### Source document
········

Keys of This Blood by Malachi Martin
Author:Malachi Martin
Language: eng
Format: epub
Publisher: Simon & Schuster
20
Diplomatic Connivance
At the earliest stages of any deep change in international affairs, there is a time-honored practice that governs the behavior of the great powers of the world. One of the most successful practitioners of that approach—the eighteenth-century French adventurer-statesman, Charles-Maurice de Talleyrand—artfully called that secretive process la connivance diplomatique. Diplomatic connivance.
Intelligent and farseeing statesmen who contemplate a brusque departure from an established policy, Talleyrand maintained, will keep the public mind and reaction of their nations in view. Consequently, long before they reveal their new policy, they will carry on a private dialogue among themselves, exploring the most sensitive and delicate aspects of their plans.

········

### Dataset extract
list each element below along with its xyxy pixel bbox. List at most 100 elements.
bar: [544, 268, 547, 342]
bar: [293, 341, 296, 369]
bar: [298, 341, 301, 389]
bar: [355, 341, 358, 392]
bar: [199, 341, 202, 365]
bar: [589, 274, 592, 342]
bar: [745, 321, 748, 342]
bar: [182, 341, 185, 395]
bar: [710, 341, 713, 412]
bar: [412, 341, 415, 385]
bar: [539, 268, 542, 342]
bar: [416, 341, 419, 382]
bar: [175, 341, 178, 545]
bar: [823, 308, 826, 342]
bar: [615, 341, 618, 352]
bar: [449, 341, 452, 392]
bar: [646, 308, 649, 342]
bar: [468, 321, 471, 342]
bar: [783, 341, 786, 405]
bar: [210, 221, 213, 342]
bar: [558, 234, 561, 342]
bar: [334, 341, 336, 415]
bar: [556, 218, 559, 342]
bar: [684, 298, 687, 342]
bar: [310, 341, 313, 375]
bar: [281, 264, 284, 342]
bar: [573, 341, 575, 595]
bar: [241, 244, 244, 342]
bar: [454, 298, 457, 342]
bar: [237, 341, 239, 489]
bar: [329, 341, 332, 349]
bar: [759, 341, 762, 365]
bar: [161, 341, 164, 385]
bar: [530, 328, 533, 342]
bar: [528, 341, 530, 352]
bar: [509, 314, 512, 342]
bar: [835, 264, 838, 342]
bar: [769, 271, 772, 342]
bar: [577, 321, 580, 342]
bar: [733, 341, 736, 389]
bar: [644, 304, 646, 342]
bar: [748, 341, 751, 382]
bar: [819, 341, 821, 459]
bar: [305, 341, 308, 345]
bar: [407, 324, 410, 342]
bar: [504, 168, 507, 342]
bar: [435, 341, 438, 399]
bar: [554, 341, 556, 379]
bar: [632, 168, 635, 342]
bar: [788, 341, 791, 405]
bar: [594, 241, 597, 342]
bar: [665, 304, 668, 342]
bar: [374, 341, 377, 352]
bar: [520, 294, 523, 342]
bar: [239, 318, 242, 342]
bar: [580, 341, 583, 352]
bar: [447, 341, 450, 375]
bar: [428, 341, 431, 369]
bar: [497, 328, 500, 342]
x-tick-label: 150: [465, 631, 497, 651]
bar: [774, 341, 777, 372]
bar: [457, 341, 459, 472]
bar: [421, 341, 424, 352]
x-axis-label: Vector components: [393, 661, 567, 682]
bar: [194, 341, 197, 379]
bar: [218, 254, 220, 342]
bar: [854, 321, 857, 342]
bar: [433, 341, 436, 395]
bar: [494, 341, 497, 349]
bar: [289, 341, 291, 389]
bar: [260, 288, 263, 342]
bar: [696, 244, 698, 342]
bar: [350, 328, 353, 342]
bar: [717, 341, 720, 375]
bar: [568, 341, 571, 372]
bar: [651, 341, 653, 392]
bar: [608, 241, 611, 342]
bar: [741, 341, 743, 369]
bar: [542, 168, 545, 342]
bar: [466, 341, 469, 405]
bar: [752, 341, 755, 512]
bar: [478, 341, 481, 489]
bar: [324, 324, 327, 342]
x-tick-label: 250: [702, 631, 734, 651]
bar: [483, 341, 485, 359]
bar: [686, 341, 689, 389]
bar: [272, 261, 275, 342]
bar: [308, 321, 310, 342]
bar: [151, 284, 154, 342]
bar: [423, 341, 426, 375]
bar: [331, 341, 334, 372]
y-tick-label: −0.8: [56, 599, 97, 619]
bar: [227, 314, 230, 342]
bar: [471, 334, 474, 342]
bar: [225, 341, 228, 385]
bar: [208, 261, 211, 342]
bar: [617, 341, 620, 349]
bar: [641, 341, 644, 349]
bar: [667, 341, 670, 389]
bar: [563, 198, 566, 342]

········

### Task list
[A] Answer these from the book excerpt:
(i) Which publisher is named?
(ii) What title is given for chapter 20?
(iii) What French phrase did Talleyrand use for the secretive process?
[B] Duplicate the passage of the book excerpt starting at "Keys of This" and ending at "diplomatique. Diplomatic connivance.".
[C] Give each labeled field in the book excerpt's header, with its value.

### Numbered responses
[A]
(i) Simon & Schuster
(ii) Diplomatic Connivance
(iii) la connivance diplomatique

[B]
Keys of This Blood by Malachi Martin
Author:Malachi Martin
Language: eng
Format: epub
Publisher: Simon & Schuster
20
Diplomatic Connivance
At the earliest stages of any deep change in international affairs, there is a time-honored practice that governs the behavior of the great powers of the world. One of the most successful practitioners of that approach—the eighteenth-century French adventurer-statesman, Charles-Maurice de Talleyrand—artfully called that secretive process la connivance diplomatique. Diplomatic connivance.

[C]
Author: Malachi Martin
Language: eng
Format: epub
Publisher: Simon & Schuster